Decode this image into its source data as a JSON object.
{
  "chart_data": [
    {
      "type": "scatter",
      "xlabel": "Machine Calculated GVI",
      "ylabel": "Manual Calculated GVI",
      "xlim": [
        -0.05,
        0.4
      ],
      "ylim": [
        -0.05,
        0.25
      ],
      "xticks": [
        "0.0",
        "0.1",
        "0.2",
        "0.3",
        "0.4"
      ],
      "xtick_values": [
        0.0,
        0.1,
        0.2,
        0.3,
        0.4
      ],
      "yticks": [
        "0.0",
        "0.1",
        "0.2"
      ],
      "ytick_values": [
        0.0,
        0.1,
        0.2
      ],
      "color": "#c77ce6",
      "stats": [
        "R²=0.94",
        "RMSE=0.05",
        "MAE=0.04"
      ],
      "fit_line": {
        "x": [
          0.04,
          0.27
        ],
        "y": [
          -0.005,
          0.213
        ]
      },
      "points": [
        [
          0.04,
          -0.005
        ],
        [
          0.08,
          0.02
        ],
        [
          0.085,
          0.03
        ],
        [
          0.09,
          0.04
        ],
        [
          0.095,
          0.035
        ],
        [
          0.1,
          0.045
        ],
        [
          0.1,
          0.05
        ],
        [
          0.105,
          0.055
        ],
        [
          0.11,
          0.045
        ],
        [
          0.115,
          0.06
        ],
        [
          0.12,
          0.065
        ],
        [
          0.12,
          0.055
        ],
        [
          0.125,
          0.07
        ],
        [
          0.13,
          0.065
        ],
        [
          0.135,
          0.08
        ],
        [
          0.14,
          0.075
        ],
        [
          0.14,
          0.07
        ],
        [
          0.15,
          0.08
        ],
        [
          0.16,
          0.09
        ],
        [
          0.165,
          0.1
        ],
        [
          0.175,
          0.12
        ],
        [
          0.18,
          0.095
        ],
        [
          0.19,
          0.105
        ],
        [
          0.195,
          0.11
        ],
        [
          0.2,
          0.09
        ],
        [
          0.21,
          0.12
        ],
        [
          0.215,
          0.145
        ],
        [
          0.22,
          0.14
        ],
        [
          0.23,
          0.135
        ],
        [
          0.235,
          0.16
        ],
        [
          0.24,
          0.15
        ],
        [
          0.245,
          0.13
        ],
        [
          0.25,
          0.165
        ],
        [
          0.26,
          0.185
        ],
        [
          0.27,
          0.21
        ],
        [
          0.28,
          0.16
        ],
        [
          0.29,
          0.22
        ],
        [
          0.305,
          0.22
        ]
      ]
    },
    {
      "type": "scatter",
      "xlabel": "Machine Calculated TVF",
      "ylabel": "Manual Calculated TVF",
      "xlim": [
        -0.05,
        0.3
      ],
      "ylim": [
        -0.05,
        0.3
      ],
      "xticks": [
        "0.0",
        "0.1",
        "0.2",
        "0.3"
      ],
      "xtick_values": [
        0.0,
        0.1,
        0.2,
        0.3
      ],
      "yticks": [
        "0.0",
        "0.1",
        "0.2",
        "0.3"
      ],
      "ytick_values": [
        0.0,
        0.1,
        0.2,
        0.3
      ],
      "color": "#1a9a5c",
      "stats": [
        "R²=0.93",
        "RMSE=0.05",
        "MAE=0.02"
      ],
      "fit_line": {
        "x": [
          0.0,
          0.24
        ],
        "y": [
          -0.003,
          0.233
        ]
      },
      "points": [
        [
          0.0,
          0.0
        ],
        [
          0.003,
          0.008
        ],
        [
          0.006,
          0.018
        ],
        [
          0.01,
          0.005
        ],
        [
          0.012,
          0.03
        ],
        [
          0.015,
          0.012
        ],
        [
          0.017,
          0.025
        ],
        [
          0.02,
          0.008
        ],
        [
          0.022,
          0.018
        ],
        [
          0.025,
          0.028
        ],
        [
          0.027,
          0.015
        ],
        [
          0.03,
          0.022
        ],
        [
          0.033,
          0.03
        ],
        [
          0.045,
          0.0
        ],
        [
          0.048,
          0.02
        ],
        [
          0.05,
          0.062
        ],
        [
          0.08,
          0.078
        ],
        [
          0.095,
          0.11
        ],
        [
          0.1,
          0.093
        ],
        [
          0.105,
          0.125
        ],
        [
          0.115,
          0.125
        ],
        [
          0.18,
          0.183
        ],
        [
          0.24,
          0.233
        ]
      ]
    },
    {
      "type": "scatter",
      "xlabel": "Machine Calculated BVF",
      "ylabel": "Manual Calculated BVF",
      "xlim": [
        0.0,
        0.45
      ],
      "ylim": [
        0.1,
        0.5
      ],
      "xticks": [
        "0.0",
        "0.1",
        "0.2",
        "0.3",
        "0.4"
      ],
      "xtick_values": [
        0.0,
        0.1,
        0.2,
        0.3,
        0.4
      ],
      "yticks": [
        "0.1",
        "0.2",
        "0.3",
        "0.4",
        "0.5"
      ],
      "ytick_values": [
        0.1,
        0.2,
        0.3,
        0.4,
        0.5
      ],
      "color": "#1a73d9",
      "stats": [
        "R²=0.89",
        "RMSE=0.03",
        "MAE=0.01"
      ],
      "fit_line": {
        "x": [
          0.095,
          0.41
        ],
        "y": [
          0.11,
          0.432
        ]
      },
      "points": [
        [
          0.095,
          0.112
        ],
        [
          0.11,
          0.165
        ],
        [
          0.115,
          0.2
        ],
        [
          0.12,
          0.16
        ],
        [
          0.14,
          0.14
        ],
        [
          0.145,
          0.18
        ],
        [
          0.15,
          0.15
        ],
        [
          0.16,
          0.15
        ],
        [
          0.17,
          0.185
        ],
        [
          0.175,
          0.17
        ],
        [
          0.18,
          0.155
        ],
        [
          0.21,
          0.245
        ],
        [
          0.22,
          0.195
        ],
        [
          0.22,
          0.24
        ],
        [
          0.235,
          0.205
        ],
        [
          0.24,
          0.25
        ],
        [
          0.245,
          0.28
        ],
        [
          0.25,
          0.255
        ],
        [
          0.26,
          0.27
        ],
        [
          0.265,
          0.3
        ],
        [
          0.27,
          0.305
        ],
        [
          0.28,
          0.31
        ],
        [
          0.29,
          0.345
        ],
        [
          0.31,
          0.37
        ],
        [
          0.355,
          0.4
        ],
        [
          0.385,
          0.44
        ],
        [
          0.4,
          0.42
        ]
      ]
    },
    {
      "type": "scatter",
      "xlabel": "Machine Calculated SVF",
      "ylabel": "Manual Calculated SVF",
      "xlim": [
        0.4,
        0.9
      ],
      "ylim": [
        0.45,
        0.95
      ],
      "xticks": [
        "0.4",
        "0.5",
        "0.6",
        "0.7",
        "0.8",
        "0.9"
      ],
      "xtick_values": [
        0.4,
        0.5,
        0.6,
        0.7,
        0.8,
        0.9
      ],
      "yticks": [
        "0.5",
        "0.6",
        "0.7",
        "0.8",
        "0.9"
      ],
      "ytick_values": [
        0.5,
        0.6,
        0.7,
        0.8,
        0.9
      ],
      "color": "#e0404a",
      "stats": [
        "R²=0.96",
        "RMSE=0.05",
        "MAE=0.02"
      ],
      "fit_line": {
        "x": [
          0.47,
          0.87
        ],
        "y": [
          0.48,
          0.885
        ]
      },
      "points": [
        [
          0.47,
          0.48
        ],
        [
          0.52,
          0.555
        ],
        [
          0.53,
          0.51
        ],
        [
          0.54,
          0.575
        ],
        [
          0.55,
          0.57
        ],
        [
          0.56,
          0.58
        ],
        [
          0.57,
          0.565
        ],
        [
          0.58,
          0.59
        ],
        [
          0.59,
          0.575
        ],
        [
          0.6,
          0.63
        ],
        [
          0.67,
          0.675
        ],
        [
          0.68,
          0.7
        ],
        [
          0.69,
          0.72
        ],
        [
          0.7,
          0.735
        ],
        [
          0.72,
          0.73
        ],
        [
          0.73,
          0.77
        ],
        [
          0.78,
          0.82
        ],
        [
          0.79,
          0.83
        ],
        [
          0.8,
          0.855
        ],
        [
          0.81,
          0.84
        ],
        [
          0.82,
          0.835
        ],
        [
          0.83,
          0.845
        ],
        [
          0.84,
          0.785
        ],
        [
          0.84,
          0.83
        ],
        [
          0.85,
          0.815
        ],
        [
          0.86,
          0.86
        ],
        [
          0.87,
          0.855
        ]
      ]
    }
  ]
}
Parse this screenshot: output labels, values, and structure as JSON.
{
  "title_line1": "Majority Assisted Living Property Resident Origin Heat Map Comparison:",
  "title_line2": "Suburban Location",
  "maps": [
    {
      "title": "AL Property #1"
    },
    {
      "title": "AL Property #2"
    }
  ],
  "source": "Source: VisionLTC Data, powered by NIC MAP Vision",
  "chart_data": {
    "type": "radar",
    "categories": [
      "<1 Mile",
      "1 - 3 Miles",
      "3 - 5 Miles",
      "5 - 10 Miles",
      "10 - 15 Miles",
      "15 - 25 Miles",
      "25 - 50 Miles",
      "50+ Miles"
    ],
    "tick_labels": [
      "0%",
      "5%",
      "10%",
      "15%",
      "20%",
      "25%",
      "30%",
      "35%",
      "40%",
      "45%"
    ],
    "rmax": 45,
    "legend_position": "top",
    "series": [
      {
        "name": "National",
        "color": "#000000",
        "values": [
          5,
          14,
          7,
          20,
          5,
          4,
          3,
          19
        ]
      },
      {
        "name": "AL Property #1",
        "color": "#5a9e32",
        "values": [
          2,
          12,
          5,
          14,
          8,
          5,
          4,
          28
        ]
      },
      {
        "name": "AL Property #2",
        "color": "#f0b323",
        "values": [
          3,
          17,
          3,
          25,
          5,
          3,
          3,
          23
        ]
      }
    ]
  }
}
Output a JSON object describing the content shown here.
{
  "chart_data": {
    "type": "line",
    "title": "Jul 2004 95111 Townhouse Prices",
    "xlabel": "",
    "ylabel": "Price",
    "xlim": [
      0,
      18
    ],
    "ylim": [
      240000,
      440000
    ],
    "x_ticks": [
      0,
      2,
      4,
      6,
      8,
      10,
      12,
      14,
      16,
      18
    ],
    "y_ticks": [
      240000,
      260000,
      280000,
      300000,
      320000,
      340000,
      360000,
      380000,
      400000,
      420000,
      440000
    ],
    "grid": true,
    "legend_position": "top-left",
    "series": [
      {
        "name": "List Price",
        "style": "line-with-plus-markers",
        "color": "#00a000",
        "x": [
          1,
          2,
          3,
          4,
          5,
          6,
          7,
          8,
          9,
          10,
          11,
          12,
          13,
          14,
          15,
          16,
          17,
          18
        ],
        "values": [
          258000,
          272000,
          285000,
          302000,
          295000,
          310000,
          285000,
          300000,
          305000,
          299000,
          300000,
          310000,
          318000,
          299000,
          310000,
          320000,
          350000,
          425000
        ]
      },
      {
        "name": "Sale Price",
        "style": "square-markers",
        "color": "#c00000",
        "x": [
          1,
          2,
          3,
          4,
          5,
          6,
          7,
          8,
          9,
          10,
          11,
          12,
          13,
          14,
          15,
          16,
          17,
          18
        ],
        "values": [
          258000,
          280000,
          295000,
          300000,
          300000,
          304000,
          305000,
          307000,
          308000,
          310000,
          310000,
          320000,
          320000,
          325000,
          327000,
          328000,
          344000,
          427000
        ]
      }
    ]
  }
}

____

* _Requirement_: Scan the data above and copy every line with "name" in it.

* _Task solution_:
        "name": "National",
        "name": "AL Property #1",
        "name": "AL Property #2",
        "name": "List Price",
        "name": "Sale Price",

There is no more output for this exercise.